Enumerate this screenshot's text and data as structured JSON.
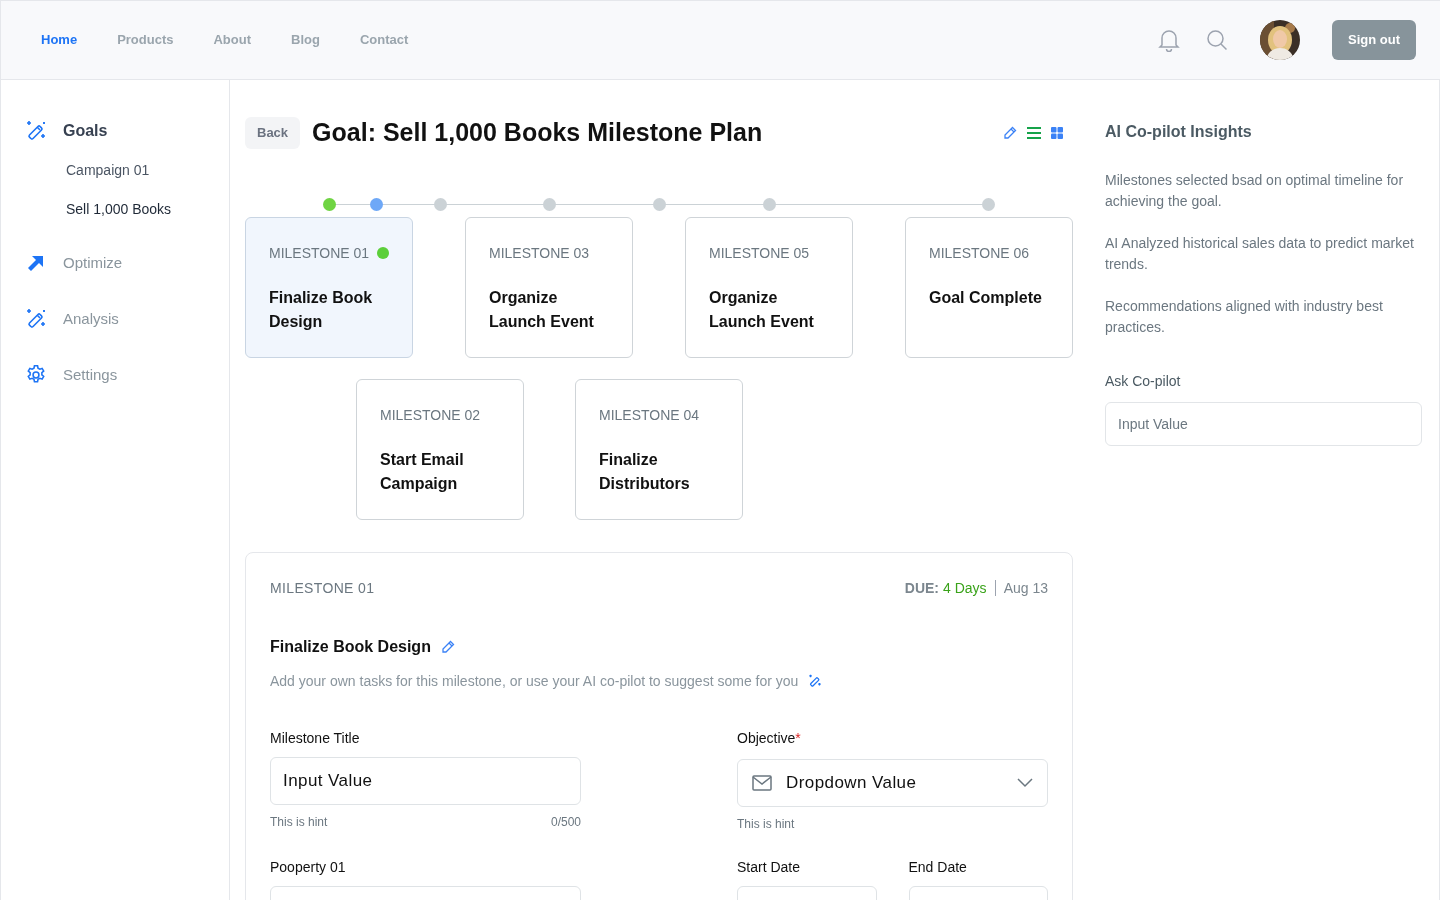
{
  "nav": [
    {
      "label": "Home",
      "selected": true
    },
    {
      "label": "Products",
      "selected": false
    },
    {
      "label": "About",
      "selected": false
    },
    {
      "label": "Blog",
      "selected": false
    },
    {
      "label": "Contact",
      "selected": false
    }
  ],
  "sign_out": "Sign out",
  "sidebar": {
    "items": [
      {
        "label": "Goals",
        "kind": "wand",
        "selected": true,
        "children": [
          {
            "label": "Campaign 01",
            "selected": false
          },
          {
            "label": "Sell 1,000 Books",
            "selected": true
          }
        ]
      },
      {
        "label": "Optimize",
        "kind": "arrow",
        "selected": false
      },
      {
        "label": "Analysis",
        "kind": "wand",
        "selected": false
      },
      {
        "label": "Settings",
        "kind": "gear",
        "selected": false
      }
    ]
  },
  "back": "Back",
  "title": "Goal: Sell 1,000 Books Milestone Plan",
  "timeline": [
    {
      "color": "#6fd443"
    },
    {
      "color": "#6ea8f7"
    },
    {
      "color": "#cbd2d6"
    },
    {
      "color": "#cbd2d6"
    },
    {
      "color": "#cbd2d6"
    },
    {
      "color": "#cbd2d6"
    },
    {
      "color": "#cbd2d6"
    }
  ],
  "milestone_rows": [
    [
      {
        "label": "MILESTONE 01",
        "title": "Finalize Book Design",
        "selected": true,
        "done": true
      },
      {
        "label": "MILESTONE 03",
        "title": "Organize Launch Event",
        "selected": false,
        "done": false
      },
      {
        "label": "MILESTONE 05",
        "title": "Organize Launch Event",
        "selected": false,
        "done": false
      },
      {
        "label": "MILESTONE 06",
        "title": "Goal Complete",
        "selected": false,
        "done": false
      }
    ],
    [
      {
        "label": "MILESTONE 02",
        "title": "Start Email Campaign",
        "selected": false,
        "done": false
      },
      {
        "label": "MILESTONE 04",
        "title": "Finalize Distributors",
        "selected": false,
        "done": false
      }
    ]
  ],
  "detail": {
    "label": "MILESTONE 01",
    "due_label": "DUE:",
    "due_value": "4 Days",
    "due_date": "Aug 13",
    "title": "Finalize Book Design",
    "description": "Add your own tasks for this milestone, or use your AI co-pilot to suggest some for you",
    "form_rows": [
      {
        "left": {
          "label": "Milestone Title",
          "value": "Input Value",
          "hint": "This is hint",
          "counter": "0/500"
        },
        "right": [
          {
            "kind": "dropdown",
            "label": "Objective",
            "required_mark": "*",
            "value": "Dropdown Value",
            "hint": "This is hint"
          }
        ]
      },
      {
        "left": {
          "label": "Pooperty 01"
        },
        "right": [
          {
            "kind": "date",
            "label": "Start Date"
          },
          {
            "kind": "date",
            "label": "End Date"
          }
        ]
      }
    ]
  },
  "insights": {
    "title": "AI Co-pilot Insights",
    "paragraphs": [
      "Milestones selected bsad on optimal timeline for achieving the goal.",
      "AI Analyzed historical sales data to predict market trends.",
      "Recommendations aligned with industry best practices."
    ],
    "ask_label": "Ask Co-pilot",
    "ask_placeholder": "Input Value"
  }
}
——
» Task directions:
Make an exact copy of all the material, but keep the pictures out of it.

» Complete output:
Enumerate this screenshot's text and data as structured JSON.
{
  "nav": [
    {
      "label": "Home",
      "selected": true
    },
    {
      "label": "Products",
      "selected": false
    },
    {
      "label": "About",
      "selected": false
    },
    {
      "label": "Blog",
      "selected": false
    },
    {
      "label": "Contact",
      "selected": false
    }
  ],
  "sign_out": "Sign out",
  "sidebar": {
    "items": [
      {
        "label": "Goals",
        "kind": "wand",
        "selected": true,
        "children": [
          {
            "label": "Campaign 01",
            "selected": false
          },
          {
            "label": "Sell 1,000 Books",
            "selected": true
          }
        ]
      },
      {
        "label": "Optimize",
        "kind": "arrow",
        "selected": false
      },
      {
        "label": "Analysis",
        "kind": "wand",
        "selected": false
      },
      {
        "label": "Settings",
        "kind": "gear",
        "selected": false
      }
    ]
  },
  "back": "Back",
  "title": "Goal: Sell 1,000 Books Milestone Plan",
  "timeline": [
    {
      "color": "#6fd443"
    },
    {
      "color": "#6ea8f7"
    },
    {
      "color": "#cbd2d6"
    },
    {
      "color": "#cbd2d6"
    },
    {
      "color": "#cbd2d6"
    },
    {
      "color": "#cbd2d6"
    },
    {
      "color": "#cbd2d6"
    }
  ],
  "milestone_rows": [
    [
      {
        "label": "MILESTONE 01",
        "title": "Finalize Book Design",
        "selected": true,
        "done": true
      },
      {
        "label": "MILESTONE 03",
        "title": "Organize Launch Event",
        "selected": false,
        "done": false
      },
      {
        "label": "MILESTONE 05",
        "title": "Organize Launch Event",
        "selected": false,
        "done": false
      },
      {
        "label": "MILESTONE 06",
        "title": "Goal Complete",
        "selected": false,
        "done": false
      }
    ],
    [
      {
        "label": "MILESTONE 02",
        "title": "Start Email Campaign",
        "selected": false,
        "done": false
      },
      {
        "label": "MILESTONE 04",
        "title": "Finalize Distributors",
        "selected": false,
        "done": false
      }
    ]
  ],
  "detail": {
    "label": "MILESTONE 01",
    "due_label": "DUE:",
    "due_value": "4 Days",
    "due_date": "Aug 13",
    "title": "Finalize Book Design",
    "description": "Add your own tasks for this milestone, or use your AI co-pilot to suggest some for you",
    "form_rows": [
      {
        "left": {
          "label": "Milestone Title",
          "value": "Input Value",
          "hint": "This is hint",
          "counter": "0/500"
        },
        "right": [
          {
            "kind": "dropdown",
            "label": "Objective",
            "required_mark": "*",
            "value": "Dropdown Value",
            "hint": "This is hint"
          }
        ]
      },
      {
        "left": {
          "label": "Pooperty 01"
        },
        "right": [
          {
            "kind": "date",
            "label": "Start Date"
          },
          {
            "kind": "date",
            "label": "End Date"
          }
        ]
      }
    ]
  },
  "insights": {
    "title": "AI Co-pilot Insights",
    "paragraphs": [
      "Milestones selected bsad on optimal timeline for achieving the goal.",
      "AI Analyzed historical sales data to predict market trends.",
      "Recommendations aligned with industry best practices."
    ],
    "ask_label": "Ask Co-pilot",
    "ask_placeholder": "Input Value"
  }
}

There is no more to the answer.